# Problem statement
Gather from the material every line that contains the string "text".
◇ ◇ ◇ ◇ ◇ ◇ ◇
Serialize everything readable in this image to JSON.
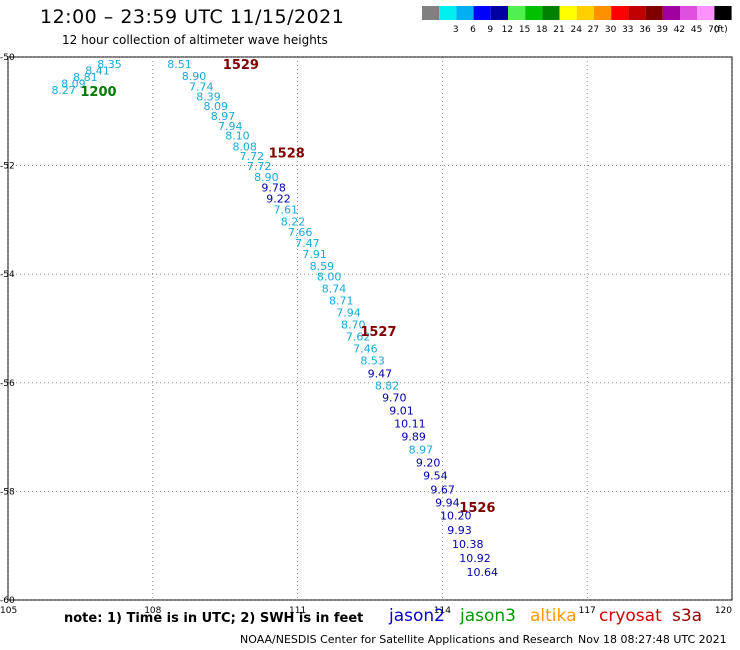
{
  "header": {
    "title": "12:00 – 23:59 UTC 11/15/2021",
    "subtitle": "12 hour collection of altimeter wave heights"
  },
  "colorbar": {
    "unit": "(ft)",
    "bins": [
      {
        "label": "",
        "color": "#808080"
      },
      {
        "label": "3",
        "color": "#00f0f0"
      },
      {
        "label": "6",
        "color": "#00b0f0"
      },
      {
        "label": "9",
        "color": "#0000ff"
      },
      {
        "label": "12",
        "color": "#0000a0"
      },
      {
        "label": "15",
        "color": "#50f050"
      },
      {
        "label": "18",
        "color": "#00c000"
      },
      {
        "label": "21",
        "color": "#008000"
      },
      {
        "label": "24",
        "color": "#ffff00"
      },
      {
        "label": "27",
        "color": "#ffd000"
      },
      {
        "label": "30",
        "color": "#ff9000"
      },
      {
        "label": "33",
        "color": "#ff0000"
      },
      {
        "label": "36",
        "color": "#c00000"
      },
      {
        "label": "39",
        "color": "#800000"
      },
      {
        "label": "42",
        "color": "#a000a0"
      },
      {
        "label": "45",
        "color": "#e050e0"
      },
      {
        "label": "70",
        "color": "#ff90ff"
      },
      {
        "label": "",
        "color": "#000000"
      }
    ]
  },
  "chart_data": {
    "type": "scatter",
    "x_ticks": [
      "105",
      "108",
      "111",
      "114",
      "117",
      "120"
    ],
    "y_ticks": [
      "-50",
      "-52",
      "-54",
      "-56",
      "-58",
      "-60"
    ],
    "xlim": [
      105,
      120
    ],
    "ylim": [
      -60,
      -50
    ],
    "grid": true,
    "colors": {
      "light": "#1aa8d8",
      "dark": "#0000aa",
      "time_red": "#800000",
      "time_green": "#007a00"
    },
    "points": [
      {
        "lon": 105.9,
        "lat": -50.68,
        "value": "8.27",
        "c": "light"
      },
      {
        "lon": 106.1,
        "lat": -50.56,
        "value": "8.09",
        "c": "light"
      },
      {
        "lon": 106.35,
        "lat": -50.44,
        "value": "8.81",
        "c": "light"
      },
      {
        "lon": 106.6,
        "lat": -50.32,
        "value": "8.41",
        "c": "light"
      },
      {
        "lon": 106.85,
        "lat": -50.2,
        "value": "8.35",
        "c": "light"
      },
      {
        "lon": 108.3,
        "lat": -50.2,
        "value": "8.51",
        "c": "light"
      },
      {
        "lon": 108.6,
        "lat": -50.42,
        "value": "8.90",
        "c": "light"
      },
      {
        "lon": 108.75,
        "lat": -50.62,
        "value": "7.74",
        "c": "light"
      },
      {
        "lon": 108.9,
        "lat": -50.8,
        "value": "8.39",
        "c": "light"
      },
      {
        "lon": 109.05,
        "lat": -50.98,
        "value": "8.09",
        "c": "light"
      },
      {
        "lon": 109.2,
        "lat": -51.16,
        "value": "8.97",
        "c": "light"
      },
      {
        "lon": 109.35,
        "lat": -51.34,
        "value": "7.94",
        "c": "light"
      },
      {
        "lon": 109.5,
        "lat": -51.52,
        "value": "8.10",
        "c": "light"
      },
      {
        "lon": 109.65,
        "lat": -51.72,
        "value": "8.08",
        "c": "light"
      },
      {
        "lon": 109.8,
        "lat": -51.9,
        "value": "7.72",
        "c": "light"
      },
      {
        "lon": 109.95,
        "lat": -52.08,
        "value": "7.72",
        "c": "light"
      },
      {
        "lon": 110.1,
        "lat": -52.28,
        "value": "8.90",
        "c": "light"
      },
      {
        "lon": 110.25,
        "lat": -52.48,
        "value": "9.78",
        "c": "dark"
      },
      {
        "lon": 110.35,
        "lat": -52.68,
        "value": "9.22",
        "c": "dark"
      },
      {
        "lon": 110.5,
        "lat": -52.88,
        "value": "7.61",
        "c": "light"
      },
      {
        "lon": 110.65,
        "lat": -53.1,
        "value": "8.22",
        "c": "light"
      },
      {
        "lon": 110.8,
        "lat": -53.3,
        "value": "7.66",
        "c": "light"
      },
      {
        "lon": 110.95,
        "lat": -53.5,
        "value": "7.47",
        "c": "light"
      },
      {
        "lon": 111.1,
        "lat": -53.7,
        "value": "7.91",
        "c": "light"
      },
      {
        "lon": 111.25,
        "lat": -53.92,
        "value": "8.59",
        "c": "light"
      },
      {
        "lon": 111.4,
        "lat": -54.12,
        "value": "8.00",
        "c": "light"
      },
      {
        "lon": 111.5,
        "lat": -54.34,
        "value": "8.74",
        "c": "light"
      },
      {
        "lon": 111.65,
        "lat": -54.56,
        "value": "8.71",
        "c": "light"
      },
      {
        "lon": 111.8,
        "lat": -54.78,
        "value": "7.94",
        "c": "light"
      },
      {
        "lon": 111.9,
        "lat": -55.0,
        "value": "8.70",
        "c": "light"
      },
      {
        "lon": 112.0,
        "lat": -55.22,
        "value": "7.62",
        "c": "light"
      },
      {
        "lon": 112.15,
        "lat": -55.44,
        "value": "7.46",
        "c": "light"
      },
      {
        "lon": 112.3,
        "lat": -55.66,
        "value": "8.53",
        "c": "light"
      },
      {
        "lon": 112.45,
        "lat": -55.9,
        "value": "9.47",
        "c": "dark"
      },
      {
        "lon": 112.6,
        "lat": -56.12,
        "value": "8.82",
        "c": "light"
      },
      {
        "lon": 112.75,
        "lat": -56.34,
        "value": "9.70",
        "c": "dark"
      },
      {
        "lon": 112.9,
        "lat": -56.58,
        "value": "9.01",
        "c": "dark"
      },
      {
        "lon": 113.0,
        "lat": -56.82,
        "value": "10.11",
        "c": "dark"
      },
      {
        "lon": 113.15,
        "lat": -57.06,
        "value": "9.89",
        "c": "dark"
      },
      {
        "lon": 113.3,
        "lat": -57.3,
        "value": "8.97",
        "c": "light"
      },
      {
        "lon": 113.45,
        "lat": -57.54,
        "value": "9.20",
        "c": "dark"
      },
      {
        "lon": 113.6,
        "lat": -57.78,
        "value": "9.54",
        "c": "dark"
      },
      {
        "lon": 113.75,
        "lat": -58.04,
        "value": "9.67",
        "c": "dark"
      },
      {
        "lon": 113.85,
        "lat": -58.28,
        "value": "9.94",
        "c": "dark"
      },
      {
        "lon": 113.95,
        "lat": -58.52,
        "value": "10.20",
        "c": "dark"
      },
      {
        "lon": 114.1,
        "lat": -58.78,
        "value": "9.93",
        "c": "dark"
      },
      {
        "lon": 114.2,
        "lat": -59.04,
        "value": "10.38",
        "c": "dark"
      },
      {
        "lon": 114.35,
        "lat": -59.3,
        "value": "10.92",
        "c": "dark"
      },
      {
        "lon": 114.5,
        "lat": -59.56,
        "value": "10.64",
        "c": "dark"
      }
    ],
    "time_labels": [
      {
        "lon": 106.5,
        "lat": -50.72,
        "text": "1200",
        "c": "time_green"
      },
      {
        "lon": 109.45,
        "lat": -50.22,
        "text": "1529",
        "c": "time_red"
      },
      {
        "lon": 110.4,
        "lat": -51.85,
        "text": "1528",
        "c": "time_red"
      },
      {
        "lon": 112.3,
        "lat": -55.14,
        "text": "1527",
        "c": "time_red"
      },
      {
        "lon": 114.35,
        "lat": -58.38,
        "text": "1526",
        "c": "time_red"
      }
    ]
  },
  "legend": {
    "note": "note:  1) Time is in UTC;  2) SWH is in feet",
    "satellites": [
      {
        "name": "jason2",
        "color": "#0000cc"
      },
      {
        "name": "jason3",
        "color": "#009900"
      },
      {
        "name": "altika",
        "color": "#ff9900"
      },
      {
        "name": "cryosat",
        "color": "#cc0000"
      },
      {
        "name": "s3a",
        "color": "#990000"
      }
    ]
  },
  "footer": {
    "credit": "NOAA/NESDIS Center for Satellite Applications and Research",
    "timestamp": "Nov 18 08:27:48 UTC 2021"
  }
}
◇ ◇ ◇ ◇ ◇ ◇ ◇
# The result
        "text": "1200",
        "text": "1529",
        "text": "1528",
        "text": "1527",
        "text": "1526",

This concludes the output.